# Task description
Which lines hold the word "this"? Copy each of them from the material.

# Exercise input
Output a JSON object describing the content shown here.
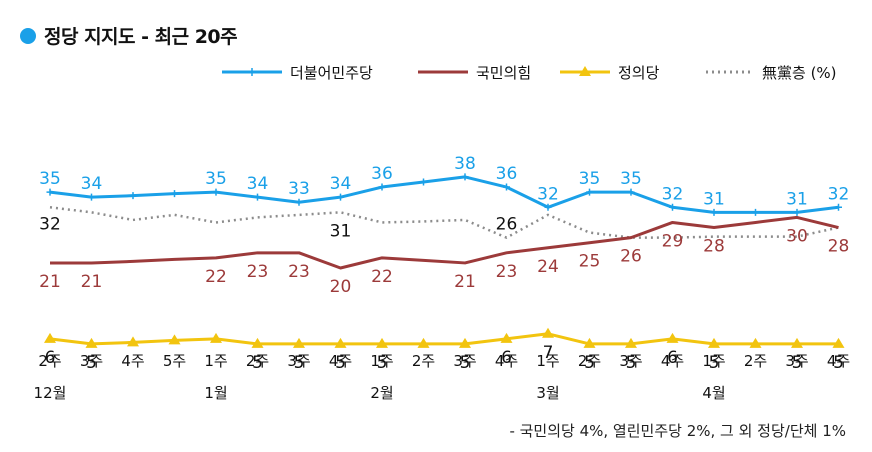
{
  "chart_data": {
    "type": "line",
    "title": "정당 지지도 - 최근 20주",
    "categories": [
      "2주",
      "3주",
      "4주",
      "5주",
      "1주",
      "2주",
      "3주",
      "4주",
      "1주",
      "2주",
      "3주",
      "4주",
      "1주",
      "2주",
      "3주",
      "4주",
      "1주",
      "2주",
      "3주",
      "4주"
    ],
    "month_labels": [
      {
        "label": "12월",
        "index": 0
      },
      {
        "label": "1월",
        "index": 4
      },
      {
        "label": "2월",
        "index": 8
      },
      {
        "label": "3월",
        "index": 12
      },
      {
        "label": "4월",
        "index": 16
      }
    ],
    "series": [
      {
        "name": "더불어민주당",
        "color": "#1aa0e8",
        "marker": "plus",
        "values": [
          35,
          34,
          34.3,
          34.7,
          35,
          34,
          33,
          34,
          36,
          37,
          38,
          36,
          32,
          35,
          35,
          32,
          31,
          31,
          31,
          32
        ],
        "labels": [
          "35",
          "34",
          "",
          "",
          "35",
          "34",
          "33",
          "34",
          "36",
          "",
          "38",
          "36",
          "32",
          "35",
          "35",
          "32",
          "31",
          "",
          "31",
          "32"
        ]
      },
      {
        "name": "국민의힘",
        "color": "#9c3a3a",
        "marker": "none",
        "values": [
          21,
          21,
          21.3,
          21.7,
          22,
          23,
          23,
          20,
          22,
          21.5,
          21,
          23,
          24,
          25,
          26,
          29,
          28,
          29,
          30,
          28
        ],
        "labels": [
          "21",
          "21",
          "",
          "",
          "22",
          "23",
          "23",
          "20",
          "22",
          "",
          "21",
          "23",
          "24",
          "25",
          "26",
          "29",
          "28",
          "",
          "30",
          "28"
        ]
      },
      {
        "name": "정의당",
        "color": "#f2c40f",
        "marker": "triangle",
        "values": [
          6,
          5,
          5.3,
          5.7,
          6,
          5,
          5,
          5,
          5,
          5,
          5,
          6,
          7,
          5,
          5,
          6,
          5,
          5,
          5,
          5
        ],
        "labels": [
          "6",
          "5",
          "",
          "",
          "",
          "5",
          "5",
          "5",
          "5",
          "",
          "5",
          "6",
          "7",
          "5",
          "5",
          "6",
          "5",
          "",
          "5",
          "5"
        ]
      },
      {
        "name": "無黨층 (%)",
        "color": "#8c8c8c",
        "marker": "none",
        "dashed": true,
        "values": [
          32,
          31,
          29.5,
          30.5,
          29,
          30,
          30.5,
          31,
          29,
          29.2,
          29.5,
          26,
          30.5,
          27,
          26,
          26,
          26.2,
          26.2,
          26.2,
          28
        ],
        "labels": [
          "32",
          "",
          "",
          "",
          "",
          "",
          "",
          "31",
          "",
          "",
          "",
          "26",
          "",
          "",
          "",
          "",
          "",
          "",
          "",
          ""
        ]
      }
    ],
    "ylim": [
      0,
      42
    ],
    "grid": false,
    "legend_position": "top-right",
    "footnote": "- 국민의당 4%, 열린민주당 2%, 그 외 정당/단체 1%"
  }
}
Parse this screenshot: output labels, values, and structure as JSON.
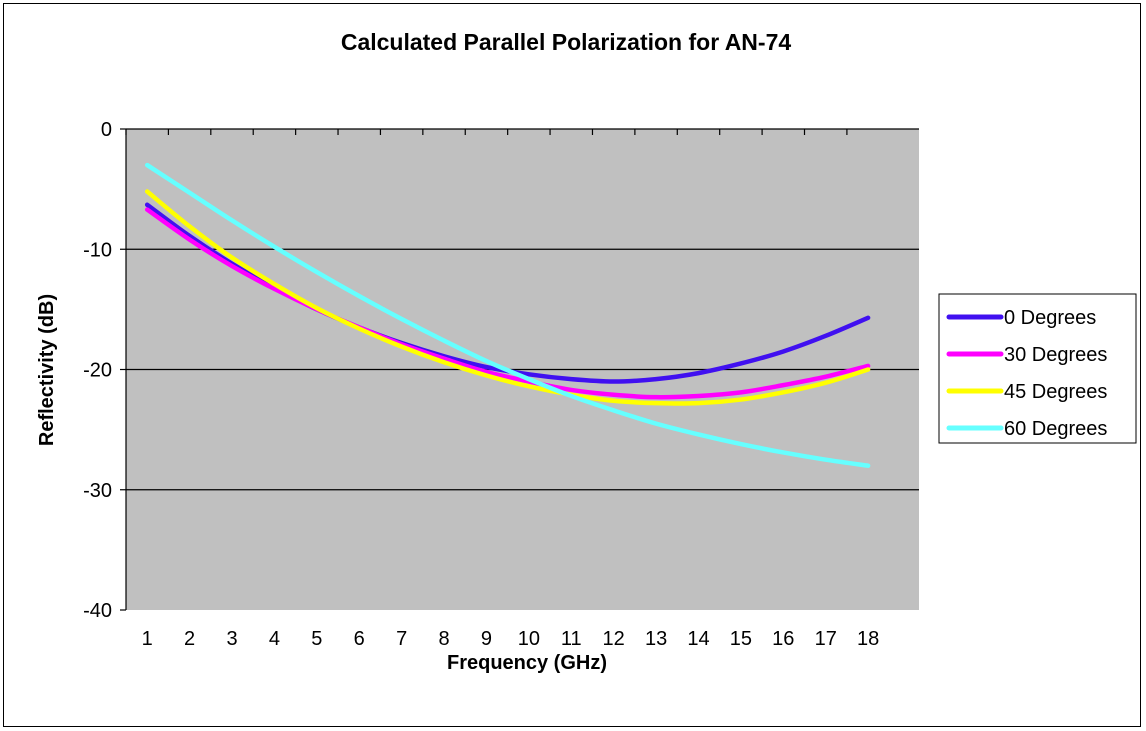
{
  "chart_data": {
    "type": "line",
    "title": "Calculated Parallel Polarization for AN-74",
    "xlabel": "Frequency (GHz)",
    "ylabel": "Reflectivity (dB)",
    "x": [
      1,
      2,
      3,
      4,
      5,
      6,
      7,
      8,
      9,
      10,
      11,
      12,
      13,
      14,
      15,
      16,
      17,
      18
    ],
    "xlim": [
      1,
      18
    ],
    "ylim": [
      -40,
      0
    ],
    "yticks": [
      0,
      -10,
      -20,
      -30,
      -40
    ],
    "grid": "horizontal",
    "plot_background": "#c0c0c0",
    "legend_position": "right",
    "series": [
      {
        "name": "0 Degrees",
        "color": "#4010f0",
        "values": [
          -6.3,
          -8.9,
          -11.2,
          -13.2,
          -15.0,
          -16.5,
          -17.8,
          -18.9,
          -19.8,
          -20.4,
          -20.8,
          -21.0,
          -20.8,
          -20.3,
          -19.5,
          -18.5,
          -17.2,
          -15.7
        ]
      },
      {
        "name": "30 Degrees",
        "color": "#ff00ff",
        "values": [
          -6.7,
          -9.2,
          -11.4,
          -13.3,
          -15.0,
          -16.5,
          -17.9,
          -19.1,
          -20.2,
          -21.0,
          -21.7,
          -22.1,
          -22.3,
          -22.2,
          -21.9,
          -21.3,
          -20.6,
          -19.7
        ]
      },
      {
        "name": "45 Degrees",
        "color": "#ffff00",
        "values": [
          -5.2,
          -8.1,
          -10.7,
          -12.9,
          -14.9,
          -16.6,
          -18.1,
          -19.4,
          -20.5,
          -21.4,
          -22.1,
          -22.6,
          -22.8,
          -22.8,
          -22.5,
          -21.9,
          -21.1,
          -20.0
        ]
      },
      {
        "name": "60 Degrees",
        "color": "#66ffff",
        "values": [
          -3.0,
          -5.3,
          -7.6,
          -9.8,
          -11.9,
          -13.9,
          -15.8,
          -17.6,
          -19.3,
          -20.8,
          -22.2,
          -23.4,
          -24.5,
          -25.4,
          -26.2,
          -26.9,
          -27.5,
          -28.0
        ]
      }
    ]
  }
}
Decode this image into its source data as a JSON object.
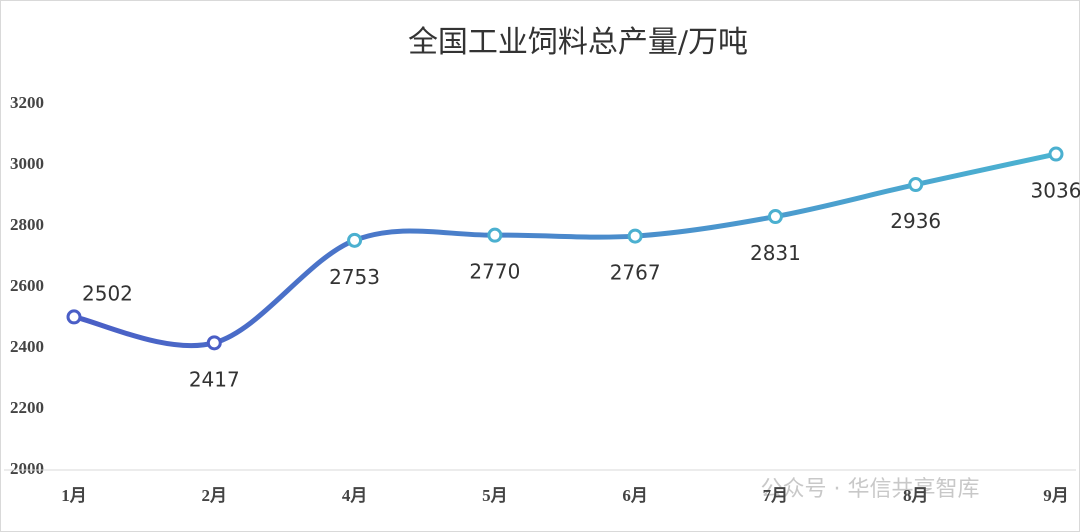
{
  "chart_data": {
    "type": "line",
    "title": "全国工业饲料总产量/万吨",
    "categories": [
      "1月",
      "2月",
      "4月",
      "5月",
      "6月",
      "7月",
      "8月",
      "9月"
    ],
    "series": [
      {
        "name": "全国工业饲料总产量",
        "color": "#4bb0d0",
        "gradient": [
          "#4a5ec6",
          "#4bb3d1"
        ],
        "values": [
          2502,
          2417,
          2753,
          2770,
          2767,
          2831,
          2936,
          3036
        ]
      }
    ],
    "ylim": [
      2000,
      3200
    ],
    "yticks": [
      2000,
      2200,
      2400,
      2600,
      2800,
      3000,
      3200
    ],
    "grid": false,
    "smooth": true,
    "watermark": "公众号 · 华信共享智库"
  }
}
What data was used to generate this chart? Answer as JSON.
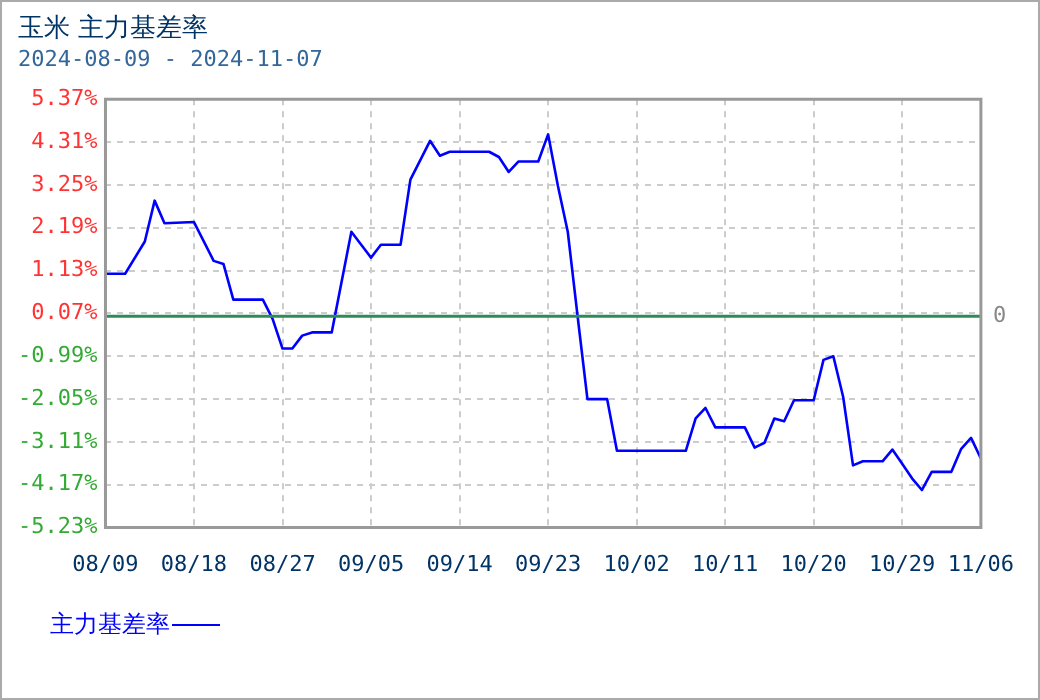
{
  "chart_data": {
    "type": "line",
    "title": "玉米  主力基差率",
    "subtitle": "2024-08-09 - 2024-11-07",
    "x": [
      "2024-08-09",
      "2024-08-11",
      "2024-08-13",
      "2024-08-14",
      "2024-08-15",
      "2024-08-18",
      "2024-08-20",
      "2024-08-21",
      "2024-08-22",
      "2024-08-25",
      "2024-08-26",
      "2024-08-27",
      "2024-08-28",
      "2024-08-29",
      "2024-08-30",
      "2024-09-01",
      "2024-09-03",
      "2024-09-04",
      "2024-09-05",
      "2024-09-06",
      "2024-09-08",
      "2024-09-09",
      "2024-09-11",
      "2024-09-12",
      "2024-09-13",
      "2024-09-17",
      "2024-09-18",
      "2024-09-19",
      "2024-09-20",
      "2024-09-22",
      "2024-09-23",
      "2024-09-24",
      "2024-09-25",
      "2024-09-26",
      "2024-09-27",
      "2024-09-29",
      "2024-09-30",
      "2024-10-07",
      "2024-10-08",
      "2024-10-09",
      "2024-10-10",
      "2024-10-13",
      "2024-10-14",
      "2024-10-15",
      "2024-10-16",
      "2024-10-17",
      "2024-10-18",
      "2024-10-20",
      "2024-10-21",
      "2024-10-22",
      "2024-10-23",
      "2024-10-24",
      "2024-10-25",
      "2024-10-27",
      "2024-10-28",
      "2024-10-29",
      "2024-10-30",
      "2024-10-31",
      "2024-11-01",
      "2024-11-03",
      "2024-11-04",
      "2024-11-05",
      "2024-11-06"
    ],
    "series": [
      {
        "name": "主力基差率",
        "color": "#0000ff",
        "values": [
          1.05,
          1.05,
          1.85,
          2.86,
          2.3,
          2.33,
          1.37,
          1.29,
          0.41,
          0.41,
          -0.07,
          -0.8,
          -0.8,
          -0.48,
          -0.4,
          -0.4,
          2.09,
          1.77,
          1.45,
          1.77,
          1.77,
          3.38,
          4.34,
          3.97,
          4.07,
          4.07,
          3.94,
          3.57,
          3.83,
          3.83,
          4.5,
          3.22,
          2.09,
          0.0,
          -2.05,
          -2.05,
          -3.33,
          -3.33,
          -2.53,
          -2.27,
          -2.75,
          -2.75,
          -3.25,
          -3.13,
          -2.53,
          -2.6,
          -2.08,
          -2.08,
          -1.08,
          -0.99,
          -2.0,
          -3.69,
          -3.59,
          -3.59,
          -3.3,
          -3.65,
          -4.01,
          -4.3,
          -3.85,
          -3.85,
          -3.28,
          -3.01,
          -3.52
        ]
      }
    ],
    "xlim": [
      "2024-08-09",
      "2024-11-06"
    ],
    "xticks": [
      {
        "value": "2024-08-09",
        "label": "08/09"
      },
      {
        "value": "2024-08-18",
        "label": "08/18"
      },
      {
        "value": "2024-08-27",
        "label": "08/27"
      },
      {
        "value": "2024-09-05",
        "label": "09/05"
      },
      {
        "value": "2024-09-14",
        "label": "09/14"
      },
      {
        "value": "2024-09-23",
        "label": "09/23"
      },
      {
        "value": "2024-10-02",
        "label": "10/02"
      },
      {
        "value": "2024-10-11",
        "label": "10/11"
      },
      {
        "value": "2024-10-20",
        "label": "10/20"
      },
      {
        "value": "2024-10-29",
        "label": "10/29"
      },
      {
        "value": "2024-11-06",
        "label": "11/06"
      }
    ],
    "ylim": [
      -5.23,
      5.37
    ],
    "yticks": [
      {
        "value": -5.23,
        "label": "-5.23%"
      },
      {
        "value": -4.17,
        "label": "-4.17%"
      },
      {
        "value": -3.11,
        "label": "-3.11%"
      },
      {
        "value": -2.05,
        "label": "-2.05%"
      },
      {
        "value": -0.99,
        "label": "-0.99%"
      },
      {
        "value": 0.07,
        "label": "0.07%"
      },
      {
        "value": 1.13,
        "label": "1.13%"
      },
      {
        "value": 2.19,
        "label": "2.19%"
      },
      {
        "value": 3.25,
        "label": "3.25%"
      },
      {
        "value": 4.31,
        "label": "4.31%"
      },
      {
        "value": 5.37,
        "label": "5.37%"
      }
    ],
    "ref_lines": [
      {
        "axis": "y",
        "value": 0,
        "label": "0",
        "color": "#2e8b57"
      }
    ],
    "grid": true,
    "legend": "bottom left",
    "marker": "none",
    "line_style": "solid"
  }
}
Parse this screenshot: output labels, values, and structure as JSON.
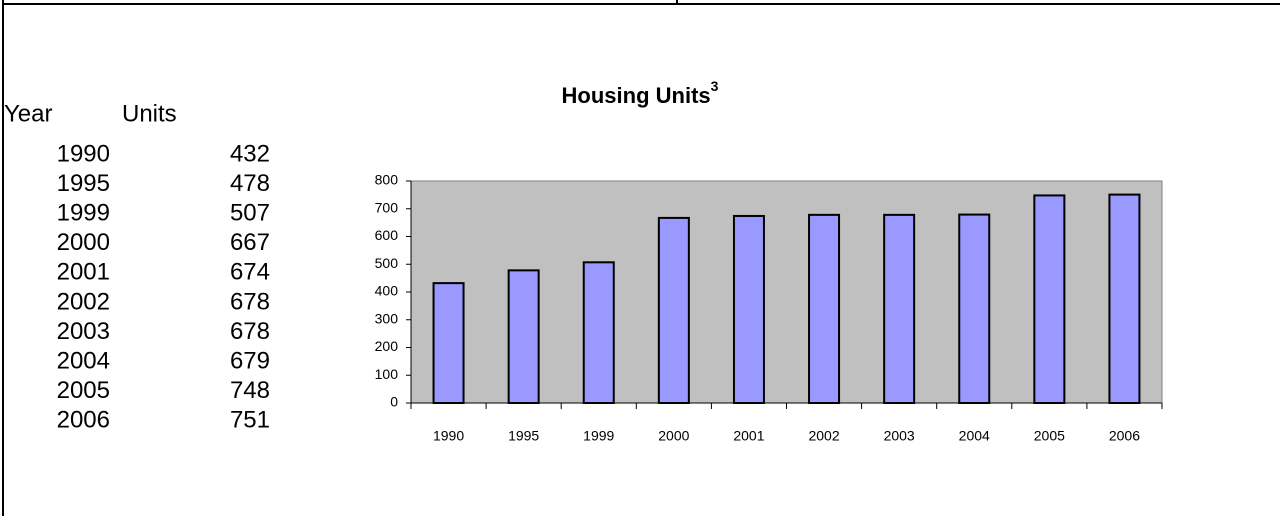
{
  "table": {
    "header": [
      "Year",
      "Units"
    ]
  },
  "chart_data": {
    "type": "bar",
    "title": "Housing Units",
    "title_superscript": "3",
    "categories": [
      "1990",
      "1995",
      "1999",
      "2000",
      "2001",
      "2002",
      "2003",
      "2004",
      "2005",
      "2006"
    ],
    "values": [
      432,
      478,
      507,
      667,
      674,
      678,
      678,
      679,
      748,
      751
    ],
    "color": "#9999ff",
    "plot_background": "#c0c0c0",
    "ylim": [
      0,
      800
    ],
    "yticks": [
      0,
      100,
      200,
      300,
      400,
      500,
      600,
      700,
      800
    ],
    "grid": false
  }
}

# Exercise result
Parse this screenshot: output labels, values, and structure as JSON.
Decode this image into its source data as a JSON object.
What data was used to generate this chart? Answer as JSON.
Parse this screenshot: output labels, values, and structure as JSON.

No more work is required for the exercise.